** begin Supplied material **

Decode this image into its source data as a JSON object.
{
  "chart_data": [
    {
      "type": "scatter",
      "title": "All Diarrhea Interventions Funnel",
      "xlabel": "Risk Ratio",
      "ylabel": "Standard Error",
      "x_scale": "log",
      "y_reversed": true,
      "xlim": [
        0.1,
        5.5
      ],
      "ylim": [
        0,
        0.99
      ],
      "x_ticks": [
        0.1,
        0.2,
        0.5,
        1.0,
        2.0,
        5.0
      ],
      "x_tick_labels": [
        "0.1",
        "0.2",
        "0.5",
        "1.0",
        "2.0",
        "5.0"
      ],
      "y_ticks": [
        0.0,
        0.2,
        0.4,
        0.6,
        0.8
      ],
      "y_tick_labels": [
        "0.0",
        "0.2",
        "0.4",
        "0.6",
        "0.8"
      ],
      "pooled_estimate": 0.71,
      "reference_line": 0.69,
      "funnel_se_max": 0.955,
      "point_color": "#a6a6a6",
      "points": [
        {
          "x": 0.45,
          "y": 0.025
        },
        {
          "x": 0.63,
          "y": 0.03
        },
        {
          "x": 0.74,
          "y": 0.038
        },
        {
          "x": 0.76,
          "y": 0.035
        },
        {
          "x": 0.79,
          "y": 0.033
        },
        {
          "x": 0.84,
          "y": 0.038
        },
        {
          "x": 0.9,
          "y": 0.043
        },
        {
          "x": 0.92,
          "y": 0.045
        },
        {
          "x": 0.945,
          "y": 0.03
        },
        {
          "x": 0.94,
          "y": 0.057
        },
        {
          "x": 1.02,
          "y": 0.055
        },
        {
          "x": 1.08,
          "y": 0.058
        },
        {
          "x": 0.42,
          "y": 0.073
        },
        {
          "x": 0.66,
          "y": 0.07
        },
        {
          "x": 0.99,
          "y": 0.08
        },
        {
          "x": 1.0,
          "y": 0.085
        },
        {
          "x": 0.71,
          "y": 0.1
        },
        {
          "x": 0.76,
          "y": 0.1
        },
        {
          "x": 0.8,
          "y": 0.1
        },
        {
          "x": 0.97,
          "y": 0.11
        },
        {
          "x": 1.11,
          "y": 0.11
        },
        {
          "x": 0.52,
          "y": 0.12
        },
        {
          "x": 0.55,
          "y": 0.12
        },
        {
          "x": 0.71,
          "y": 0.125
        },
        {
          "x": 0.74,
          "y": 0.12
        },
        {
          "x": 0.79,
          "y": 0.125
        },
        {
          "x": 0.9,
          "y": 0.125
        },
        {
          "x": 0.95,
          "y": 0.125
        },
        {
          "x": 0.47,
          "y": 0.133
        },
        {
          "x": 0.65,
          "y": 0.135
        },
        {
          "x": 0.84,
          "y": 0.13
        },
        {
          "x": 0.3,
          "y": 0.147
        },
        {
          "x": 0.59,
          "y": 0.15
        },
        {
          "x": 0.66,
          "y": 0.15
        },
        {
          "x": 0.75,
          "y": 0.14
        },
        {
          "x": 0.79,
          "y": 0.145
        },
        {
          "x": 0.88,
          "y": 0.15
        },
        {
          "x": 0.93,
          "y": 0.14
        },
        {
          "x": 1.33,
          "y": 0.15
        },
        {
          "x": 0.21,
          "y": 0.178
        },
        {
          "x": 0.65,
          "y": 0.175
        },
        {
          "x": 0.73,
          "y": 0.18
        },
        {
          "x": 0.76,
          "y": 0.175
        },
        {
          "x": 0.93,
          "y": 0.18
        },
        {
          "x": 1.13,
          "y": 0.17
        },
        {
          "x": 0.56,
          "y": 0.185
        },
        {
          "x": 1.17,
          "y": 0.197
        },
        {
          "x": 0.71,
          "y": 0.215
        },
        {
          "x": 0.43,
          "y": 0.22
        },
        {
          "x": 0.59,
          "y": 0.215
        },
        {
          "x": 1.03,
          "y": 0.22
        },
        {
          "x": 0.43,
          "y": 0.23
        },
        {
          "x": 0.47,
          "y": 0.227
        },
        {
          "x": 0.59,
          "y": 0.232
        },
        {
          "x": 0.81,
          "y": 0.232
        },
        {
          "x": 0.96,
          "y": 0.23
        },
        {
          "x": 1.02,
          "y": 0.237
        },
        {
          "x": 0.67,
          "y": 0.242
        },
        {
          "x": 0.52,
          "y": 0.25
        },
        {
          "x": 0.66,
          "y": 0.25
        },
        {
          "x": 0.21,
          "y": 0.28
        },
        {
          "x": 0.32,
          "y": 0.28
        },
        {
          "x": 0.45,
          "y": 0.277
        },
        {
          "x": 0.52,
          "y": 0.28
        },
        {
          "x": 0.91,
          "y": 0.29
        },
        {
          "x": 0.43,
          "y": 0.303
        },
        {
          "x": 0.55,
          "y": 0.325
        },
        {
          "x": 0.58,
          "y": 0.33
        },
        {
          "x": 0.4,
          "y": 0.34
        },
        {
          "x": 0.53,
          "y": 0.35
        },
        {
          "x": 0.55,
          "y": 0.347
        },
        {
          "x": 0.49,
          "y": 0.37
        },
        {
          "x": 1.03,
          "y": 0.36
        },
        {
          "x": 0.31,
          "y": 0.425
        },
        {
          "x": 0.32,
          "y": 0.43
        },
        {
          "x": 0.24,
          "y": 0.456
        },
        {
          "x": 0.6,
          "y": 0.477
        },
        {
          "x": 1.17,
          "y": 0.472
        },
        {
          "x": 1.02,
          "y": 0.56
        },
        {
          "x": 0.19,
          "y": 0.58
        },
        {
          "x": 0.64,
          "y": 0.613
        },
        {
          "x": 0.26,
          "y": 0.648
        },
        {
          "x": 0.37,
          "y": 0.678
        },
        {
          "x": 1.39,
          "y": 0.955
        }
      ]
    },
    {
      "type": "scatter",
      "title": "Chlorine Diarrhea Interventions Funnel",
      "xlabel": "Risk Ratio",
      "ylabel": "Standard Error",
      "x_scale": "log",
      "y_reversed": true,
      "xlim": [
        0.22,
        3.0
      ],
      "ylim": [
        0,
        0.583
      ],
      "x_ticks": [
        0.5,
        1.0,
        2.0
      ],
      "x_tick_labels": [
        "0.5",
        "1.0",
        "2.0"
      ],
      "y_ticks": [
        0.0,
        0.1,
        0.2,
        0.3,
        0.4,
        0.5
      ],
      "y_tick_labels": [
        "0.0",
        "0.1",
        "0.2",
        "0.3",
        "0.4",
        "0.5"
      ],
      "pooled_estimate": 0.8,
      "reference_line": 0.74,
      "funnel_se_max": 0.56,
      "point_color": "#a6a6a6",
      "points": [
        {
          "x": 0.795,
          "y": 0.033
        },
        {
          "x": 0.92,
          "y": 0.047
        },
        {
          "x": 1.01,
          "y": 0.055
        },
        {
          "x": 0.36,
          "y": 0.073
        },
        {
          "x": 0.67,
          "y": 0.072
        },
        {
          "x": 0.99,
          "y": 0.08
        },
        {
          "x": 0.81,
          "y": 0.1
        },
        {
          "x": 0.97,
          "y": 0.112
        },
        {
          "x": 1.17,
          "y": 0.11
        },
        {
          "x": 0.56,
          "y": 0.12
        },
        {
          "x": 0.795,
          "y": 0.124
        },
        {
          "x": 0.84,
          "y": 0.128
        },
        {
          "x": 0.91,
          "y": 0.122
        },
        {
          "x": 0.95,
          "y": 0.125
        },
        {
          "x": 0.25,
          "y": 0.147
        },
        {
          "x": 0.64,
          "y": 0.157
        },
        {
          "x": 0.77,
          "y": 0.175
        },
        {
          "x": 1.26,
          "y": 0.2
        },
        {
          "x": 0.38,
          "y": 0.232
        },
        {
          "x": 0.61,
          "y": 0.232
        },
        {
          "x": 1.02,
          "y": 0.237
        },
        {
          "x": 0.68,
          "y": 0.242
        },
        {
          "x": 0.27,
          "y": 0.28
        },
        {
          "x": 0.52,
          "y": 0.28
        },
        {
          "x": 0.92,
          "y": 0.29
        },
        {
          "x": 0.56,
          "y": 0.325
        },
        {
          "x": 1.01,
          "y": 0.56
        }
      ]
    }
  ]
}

** end Supplied material **

◆ **Your goal**
Pick out all lines from the data above in which the word "title" appears.

◆ **Solved exercise**
      "title": "All Diarrhea Interventions Funnel",
      "title": "Chlorine Diarrhea Interventions Funnel",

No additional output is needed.